▶ _Extracted material_
* * * * *

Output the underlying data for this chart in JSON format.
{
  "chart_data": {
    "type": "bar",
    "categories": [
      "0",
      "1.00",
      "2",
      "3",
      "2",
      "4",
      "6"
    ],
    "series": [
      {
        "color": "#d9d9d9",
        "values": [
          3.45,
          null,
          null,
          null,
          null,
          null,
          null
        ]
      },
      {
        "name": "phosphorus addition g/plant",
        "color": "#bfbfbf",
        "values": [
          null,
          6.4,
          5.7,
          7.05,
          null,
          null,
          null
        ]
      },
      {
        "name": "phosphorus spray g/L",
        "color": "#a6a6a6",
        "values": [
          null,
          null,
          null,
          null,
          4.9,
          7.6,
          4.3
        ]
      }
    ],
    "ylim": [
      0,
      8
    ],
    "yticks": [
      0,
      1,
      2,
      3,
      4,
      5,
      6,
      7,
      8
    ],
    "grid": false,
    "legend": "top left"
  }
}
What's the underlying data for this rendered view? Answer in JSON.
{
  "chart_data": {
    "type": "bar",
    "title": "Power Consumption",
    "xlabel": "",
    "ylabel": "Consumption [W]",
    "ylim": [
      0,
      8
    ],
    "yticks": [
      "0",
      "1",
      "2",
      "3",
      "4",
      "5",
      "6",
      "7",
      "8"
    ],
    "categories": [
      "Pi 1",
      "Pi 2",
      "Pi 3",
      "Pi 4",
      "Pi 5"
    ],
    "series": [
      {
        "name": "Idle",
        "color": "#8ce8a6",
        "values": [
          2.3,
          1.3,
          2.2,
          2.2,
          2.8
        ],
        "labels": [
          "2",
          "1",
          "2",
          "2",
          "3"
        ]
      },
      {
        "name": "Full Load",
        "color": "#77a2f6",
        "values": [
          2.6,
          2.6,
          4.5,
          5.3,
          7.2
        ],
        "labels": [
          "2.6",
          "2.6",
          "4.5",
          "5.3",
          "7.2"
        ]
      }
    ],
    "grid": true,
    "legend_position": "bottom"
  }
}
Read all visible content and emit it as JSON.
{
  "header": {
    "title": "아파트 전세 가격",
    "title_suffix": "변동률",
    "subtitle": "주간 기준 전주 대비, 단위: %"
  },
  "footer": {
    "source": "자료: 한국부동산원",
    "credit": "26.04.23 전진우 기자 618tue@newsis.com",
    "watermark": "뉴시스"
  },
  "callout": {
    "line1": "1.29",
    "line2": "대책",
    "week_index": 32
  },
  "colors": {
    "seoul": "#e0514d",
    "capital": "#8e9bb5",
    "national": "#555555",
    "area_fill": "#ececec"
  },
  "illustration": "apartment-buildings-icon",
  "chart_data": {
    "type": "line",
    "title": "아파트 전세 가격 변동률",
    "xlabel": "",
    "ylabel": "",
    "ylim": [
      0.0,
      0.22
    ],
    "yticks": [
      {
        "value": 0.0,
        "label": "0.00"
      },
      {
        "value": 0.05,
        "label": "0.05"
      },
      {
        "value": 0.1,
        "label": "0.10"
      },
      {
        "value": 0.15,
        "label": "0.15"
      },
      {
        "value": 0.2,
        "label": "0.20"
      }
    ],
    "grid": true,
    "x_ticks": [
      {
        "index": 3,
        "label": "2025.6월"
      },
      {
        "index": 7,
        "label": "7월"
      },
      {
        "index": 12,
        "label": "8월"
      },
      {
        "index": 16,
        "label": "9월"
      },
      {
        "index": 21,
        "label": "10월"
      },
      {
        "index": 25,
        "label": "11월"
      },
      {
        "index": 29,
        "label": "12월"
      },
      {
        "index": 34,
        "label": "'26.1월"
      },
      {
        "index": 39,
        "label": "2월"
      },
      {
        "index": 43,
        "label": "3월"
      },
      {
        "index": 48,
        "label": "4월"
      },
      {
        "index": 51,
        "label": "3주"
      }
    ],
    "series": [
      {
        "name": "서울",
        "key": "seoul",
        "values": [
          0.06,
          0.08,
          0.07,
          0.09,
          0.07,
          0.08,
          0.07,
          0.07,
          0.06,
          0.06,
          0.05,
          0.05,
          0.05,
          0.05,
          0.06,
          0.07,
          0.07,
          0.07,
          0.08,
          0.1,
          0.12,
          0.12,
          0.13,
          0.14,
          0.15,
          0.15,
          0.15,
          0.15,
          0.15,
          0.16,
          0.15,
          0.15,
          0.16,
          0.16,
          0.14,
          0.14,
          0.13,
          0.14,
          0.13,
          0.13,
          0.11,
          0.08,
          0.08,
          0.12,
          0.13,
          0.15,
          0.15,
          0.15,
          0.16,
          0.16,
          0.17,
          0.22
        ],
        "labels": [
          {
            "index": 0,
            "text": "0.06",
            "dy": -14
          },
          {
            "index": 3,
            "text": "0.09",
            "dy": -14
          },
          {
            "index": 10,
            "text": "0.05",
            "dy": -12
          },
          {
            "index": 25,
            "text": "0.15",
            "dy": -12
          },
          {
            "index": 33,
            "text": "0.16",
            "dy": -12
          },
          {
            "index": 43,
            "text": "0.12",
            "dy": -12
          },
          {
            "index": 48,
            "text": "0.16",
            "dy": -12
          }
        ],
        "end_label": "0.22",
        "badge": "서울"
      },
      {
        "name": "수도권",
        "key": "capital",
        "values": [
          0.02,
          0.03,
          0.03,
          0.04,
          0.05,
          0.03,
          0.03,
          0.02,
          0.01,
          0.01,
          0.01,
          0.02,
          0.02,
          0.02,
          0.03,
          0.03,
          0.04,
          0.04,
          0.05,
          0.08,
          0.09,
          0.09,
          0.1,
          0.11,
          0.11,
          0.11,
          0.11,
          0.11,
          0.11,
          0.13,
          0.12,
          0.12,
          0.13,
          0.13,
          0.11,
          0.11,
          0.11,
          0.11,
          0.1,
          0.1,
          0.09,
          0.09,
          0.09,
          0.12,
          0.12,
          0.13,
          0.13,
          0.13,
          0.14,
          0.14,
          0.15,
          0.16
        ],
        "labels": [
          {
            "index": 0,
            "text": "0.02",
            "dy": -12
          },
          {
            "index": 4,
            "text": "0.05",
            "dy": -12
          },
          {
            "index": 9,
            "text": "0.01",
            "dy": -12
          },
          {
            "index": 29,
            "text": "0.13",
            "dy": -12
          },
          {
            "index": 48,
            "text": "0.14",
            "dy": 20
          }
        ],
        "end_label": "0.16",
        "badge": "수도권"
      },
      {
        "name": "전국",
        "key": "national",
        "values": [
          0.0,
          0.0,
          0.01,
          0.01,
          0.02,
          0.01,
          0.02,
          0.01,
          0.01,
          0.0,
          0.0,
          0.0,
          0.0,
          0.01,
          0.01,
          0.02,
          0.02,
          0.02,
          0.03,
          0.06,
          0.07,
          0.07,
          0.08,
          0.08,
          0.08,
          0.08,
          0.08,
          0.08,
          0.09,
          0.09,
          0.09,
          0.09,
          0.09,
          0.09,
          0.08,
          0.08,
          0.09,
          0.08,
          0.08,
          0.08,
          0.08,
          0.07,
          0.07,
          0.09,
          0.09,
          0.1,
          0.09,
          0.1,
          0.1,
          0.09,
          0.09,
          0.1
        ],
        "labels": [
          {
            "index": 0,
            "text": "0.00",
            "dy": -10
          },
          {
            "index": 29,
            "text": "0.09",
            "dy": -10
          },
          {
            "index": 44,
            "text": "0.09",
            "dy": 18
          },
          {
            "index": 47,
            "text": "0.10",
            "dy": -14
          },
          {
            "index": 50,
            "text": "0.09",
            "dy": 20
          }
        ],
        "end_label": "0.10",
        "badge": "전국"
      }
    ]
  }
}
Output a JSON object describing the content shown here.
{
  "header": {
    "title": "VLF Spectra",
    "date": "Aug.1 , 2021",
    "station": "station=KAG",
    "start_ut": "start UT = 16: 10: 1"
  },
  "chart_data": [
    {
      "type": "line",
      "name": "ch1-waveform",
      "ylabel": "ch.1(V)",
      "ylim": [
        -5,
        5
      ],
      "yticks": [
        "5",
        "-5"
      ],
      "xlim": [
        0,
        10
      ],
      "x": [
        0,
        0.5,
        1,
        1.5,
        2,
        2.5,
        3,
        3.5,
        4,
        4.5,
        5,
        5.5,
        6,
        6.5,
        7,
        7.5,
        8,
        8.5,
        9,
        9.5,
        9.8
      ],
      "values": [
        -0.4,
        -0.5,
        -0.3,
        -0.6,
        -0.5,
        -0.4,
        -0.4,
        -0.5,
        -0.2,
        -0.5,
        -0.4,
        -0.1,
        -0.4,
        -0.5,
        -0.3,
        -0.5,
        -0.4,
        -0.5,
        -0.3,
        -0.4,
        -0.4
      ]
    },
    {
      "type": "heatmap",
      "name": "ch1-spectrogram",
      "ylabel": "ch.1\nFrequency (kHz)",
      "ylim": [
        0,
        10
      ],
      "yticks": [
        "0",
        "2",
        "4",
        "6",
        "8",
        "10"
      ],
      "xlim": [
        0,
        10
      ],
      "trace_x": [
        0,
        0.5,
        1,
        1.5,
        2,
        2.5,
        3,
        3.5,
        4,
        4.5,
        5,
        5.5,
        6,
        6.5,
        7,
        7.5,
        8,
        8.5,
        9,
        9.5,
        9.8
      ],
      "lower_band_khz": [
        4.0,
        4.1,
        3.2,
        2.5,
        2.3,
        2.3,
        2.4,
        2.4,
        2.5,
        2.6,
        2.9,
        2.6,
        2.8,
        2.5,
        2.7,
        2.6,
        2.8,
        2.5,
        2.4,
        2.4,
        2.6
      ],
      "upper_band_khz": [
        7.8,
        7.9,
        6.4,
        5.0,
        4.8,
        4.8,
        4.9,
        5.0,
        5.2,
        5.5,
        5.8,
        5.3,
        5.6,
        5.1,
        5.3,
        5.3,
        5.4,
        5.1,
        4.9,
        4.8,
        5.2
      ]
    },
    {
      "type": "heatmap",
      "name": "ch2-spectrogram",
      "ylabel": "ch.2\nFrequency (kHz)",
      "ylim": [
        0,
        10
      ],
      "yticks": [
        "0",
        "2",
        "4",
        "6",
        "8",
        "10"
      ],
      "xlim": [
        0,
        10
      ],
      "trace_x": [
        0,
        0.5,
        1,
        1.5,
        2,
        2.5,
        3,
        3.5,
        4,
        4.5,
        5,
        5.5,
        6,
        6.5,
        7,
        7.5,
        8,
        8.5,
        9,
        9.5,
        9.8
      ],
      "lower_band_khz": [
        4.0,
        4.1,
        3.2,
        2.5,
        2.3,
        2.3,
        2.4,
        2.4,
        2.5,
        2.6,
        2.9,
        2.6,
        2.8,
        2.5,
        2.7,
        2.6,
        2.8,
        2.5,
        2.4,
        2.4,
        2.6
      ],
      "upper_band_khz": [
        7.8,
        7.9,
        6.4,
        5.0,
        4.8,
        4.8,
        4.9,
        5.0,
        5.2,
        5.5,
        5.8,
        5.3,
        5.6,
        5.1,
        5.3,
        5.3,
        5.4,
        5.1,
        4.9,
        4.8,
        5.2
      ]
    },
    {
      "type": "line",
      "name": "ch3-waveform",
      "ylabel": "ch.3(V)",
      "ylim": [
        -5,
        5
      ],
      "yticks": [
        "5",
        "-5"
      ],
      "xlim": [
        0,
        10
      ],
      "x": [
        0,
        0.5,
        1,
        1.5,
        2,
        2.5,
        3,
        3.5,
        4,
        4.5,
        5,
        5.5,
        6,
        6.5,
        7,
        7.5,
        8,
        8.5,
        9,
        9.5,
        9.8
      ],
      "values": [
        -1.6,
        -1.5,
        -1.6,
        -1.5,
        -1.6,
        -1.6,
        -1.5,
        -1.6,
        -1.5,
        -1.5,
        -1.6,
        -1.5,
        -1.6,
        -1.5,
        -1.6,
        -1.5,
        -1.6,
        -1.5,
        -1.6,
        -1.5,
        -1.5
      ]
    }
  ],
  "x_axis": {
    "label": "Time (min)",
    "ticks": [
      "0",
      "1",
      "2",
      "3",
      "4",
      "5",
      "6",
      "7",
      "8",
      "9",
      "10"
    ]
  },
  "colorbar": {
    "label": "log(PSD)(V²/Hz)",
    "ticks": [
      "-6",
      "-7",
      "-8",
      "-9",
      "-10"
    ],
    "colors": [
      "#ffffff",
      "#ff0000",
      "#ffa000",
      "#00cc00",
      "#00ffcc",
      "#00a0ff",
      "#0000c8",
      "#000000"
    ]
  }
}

* * * * *

▶ _Exercise instructions_
Tally up how many lines in the preceding listing contain the word "JSON". Give nothing but the number.

▶ _Finished exercise_
4